_Цитируемый отрывок_:

================

В деревне за Медовом, кажется, это было Карасеево, мы остановились надолго. С трейлера выгружали бензин, требовавшийся для заправки грузовиков. Я воспользовался остановкой и подошел к большому костру, окруженному людской толпой. Оказывается, жгли склад продовольствия. Хотя бы таким образом, но я получил возможность немного согреться. Наконец-то!
Затем я вернулся к трейлеру, и мы продолжили путь.
Теперь по дороге все чаще попадались тела замерзших в пути солдат. Сперва мне не хотелось верить своим глазам. Должно быть, я ошибся и на дороге лежат вовсе не люди, а кучки брошенного кем-то тряпья. Но при ближайшем рассмотрении всякий раз оказывалось, что на снегу лежали все-таки люди, превращенные страшным морозом в глыбы льда. Их лица были искажены смертной мукой. Застывшие глаза смотрели в черное небо.
Мы двигались дальше.
Тянущаяся по широкой дороге колонна была все так же четко разделена на итальянскую и немецкую.
Неожиданно нам начали попадаться сначала отдельные люди, а потом небольшие группы, спешащие в обратном направлении. Вскоре идущих навстречу стало так много, что мы были вынуждены остановиться. Я спрыгнул с трейлера и обратился за разъяснениями к бегущим навстречу офицерам. Они поспешно и с некоторым смущением рассказали, что дорога впереди перерезана уже несколько часов назад. Было около двух часов ночи 20 декабря.
Распрощавшись с проявившим ко мне гостеприимство немецким младшим лейтенантом, я побрел обратно в деревню. Очень тихо, чтобы не услышали солдаты, я передал майору Беллини печальные новости. Затем я отправился в битком набитую избу, чтобы погреться.
Насколько нам было известно, русским никогда не удавалось выйти из немецкого окружения.
Глава 3.
20 декабря
Всего через несколько минут поступил приказ 30-й артиллерийской бригаде строиться. Остатки 60-го батальона присоединились к 61-му.
Я слышал голоса майора Беллини и капитана Россито, командира 1-й батареи, но не торопился выйти из теплой избы и присоединиться к ним. Должен признаться, что я отчаянно устал и, кроме того, меня страшила перспектива вновь оказаться на морозе, пробирающем до костей. Когда же я все-таки выполз на воздух, оказалось, что батальон ушел. Люди, торопливо шагающие по обледенелой дороге, были мне незнакомы.
Я громко крикнул. Голос мой разнесся очень далеко в морозной ночи, но ответа не последовало. Я остался один. Следовало как можно скорее догнать батальон.
Я присоединился к мрачной колонне, которая, оставив дорогу на Мешков слева, повернула на юг к выходу из деревни и двинулась по направлению к Поповке. Появилась информация, что на этом направлении немцы планируют прорыв.

================

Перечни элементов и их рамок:
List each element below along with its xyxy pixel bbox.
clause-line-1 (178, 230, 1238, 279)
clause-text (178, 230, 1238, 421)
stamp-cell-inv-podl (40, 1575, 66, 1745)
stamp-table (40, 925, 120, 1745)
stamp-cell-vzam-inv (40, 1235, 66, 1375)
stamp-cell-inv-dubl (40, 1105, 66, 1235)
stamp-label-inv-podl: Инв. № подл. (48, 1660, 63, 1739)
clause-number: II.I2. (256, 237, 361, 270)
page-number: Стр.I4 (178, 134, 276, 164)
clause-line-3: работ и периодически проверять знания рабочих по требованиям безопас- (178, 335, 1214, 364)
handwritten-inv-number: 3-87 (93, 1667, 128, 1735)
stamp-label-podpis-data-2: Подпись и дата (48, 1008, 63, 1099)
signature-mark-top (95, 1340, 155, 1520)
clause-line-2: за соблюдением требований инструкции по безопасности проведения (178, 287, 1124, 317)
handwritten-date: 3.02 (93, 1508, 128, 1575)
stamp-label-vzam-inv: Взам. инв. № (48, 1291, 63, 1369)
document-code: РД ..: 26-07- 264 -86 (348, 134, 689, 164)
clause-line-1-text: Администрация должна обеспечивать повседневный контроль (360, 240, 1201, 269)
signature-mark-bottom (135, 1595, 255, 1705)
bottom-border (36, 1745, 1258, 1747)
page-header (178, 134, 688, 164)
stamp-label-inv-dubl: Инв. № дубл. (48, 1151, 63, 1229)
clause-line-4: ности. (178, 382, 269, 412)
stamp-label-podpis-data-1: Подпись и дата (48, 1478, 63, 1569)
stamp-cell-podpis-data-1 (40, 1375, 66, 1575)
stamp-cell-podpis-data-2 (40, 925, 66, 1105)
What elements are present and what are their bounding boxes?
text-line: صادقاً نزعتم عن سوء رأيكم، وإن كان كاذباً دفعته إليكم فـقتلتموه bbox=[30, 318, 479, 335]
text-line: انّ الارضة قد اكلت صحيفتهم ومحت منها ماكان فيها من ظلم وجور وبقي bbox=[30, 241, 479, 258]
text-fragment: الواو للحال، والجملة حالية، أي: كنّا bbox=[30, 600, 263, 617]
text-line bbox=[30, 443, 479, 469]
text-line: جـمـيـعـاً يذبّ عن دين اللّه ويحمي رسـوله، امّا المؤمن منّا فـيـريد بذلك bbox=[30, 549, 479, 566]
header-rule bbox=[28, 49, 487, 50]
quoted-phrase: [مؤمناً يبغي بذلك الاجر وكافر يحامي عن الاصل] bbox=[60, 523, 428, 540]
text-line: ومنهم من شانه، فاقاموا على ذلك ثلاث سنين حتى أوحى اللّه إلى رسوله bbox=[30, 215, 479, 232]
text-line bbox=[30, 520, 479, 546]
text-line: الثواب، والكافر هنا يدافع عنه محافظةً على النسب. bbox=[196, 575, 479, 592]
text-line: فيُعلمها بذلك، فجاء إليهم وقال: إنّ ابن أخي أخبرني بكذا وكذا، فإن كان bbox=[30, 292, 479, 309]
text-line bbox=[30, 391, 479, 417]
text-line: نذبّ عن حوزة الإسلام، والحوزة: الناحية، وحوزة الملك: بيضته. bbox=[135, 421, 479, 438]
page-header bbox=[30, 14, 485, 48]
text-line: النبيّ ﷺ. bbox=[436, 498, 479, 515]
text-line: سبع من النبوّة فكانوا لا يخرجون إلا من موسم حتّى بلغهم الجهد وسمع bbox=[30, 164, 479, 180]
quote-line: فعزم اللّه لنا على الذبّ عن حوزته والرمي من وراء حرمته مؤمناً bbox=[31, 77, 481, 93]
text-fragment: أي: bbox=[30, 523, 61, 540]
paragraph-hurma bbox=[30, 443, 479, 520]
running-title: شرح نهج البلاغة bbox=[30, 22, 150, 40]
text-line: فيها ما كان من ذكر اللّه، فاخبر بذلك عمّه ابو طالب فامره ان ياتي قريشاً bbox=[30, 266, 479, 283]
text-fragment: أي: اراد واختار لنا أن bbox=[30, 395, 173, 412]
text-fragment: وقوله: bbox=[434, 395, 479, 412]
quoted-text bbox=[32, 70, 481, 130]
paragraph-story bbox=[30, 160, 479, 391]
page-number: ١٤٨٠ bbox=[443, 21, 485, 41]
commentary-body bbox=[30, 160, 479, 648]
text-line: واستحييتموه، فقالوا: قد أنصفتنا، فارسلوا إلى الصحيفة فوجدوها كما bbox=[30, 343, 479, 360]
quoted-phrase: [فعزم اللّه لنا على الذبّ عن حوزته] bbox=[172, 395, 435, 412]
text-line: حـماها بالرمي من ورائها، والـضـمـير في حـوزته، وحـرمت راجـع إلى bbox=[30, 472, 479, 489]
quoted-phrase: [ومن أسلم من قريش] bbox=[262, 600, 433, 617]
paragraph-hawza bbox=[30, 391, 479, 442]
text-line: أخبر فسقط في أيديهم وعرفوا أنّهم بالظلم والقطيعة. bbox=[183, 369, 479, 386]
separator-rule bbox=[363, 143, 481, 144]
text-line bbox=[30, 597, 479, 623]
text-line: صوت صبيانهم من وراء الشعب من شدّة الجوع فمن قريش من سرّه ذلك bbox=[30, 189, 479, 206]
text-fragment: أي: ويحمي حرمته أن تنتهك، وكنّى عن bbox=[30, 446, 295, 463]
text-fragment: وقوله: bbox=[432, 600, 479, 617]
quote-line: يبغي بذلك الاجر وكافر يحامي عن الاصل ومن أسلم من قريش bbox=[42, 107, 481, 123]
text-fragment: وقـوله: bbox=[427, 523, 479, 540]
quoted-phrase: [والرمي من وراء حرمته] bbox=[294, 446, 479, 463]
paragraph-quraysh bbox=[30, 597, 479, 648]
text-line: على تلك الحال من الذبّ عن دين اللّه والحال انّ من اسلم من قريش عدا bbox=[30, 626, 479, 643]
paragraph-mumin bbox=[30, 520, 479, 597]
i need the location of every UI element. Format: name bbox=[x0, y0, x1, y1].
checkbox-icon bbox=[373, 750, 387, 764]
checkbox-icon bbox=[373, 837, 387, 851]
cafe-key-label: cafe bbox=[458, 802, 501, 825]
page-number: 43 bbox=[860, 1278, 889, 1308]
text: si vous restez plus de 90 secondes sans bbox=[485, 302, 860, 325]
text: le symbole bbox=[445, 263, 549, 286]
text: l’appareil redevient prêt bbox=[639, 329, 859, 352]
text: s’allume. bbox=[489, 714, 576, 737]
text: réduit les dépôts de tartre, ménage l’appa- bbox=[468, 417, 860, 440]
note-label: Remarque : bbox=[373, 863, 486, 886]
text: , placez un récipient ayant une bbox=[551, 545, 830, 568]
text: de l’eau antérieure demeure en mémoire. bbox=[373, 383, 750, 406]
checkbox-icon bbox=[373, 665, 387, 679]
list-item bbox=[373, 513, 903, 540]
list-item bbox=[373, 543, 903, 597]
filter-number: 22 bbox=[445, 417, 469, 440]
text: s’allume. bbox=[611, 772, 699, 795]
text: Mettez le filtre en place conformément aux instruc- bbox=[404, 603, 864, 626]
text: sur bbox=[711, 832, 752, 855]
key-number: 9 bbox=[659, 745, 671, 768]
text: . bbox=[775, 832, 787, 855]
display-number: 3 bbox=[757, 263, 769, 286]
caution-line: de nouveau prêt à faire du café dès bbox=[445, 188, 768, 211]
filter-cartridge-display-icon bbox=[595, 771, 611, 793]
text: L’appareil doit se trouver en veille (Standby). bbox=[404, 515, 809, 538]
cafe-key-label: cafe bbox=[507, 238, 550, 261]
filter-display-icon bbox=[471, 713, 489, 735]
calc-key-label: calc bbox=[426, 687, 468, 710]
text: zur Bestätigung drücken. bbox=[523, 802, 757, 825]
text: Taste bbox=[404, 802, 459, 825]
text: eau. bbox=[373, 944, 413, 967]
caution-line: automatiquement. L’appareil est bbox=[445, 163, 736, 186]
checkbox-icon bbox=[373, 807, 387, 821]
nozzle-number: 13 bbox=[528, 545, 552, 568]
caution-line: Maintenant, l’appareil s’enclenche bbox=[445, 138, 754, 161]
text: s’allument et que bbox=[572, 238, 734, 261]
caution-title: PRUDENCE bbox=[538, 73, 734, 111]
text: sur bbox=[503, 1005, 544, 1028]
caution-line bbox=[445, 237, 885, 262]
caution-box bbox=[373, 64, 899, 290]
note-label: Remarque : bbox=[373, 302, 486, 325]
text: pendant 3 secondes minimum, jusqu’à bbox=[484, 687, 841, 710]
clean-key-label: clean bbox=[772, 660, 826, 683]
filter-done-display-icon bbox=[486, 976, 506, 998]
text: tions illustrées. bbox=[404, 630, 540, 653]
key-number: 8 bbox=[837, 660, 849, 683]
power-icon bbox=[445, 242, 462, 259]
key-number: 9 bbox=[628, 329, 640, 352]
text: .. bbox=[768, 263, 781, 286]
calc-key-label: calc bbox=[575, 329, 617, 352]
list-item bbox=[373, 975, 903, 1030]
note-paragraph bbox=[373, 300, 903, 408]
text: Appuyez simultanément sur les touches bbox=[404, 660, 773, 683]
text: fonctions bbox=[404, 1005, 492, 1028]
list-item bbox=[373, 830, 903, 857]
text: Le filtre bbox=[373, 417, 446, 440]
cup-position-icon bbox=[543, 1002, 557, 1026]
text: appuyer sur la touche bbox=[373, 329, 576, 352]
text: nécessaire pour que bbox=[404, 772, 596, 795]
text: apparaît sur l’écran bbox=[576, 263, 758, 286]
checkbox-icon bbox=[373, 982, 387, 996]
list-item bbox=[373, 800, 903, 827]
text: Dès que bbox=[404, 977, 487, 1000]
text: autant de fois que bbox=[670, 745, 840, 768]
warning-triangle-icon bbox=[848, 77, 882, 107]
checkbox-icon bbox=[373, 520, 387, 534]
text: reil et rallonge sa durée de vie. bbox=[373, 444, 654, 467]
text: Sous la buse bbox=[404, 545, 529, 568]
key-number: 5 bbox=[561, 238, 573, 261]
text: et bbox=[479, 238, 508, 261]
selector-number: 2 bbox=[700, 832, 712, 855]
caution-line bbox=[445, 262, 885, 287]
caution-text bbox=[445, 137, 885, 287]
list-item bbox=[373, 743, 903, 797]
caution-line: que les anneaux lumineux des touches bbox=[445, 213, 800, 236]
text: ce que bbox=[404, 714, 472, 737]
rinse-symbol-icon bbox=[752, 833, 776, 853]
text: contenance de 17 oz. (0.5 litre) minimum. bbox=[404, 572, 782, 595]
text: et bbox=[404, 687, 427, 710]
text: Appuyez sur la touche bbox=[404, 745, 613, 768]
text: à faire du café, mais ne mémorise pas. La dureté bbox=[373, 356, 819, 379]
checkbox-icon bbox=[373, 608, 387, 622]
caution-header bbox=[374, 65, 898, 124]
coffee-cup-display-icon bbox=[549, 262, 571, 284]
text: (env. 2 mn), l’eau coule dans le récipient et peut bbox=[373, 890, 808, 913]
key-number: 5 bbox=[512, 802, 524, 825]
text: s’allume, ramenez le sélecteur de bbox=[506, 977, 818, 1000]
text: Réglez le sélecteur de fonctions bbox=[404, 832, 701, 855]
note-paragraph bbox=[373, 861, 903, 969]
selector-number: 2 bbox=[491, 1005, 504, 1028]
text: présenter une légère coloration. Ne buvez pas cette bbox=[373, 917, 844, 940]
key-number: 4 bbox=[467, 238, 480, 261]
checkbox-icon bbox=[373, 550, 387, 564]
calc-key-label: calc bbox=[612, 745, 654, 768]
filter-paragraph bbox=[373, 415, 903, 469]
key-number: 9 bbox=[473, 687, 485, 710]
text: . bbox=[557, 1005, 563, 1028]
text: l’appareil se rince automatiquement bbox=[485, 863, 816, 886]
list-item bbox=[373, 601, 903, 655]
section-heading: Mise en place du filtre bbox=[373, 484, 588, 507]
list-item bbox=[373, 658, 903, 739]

================

_Условие задания_:
Ответьте на вопросы по отрывку:
1. Что выгружали с трейлера в деревне за Медовом?
2. Который был час, когда офицеры рассказали, что дорога впереди перерезана?
3. Какой бригаде поступил приказ строиться?

_Ответ к заданию_:
1. Бензин для заправки грузовиков.
2. Около двух часов ночи 20 декабря.
3. 30-й артиллерийской бригаде.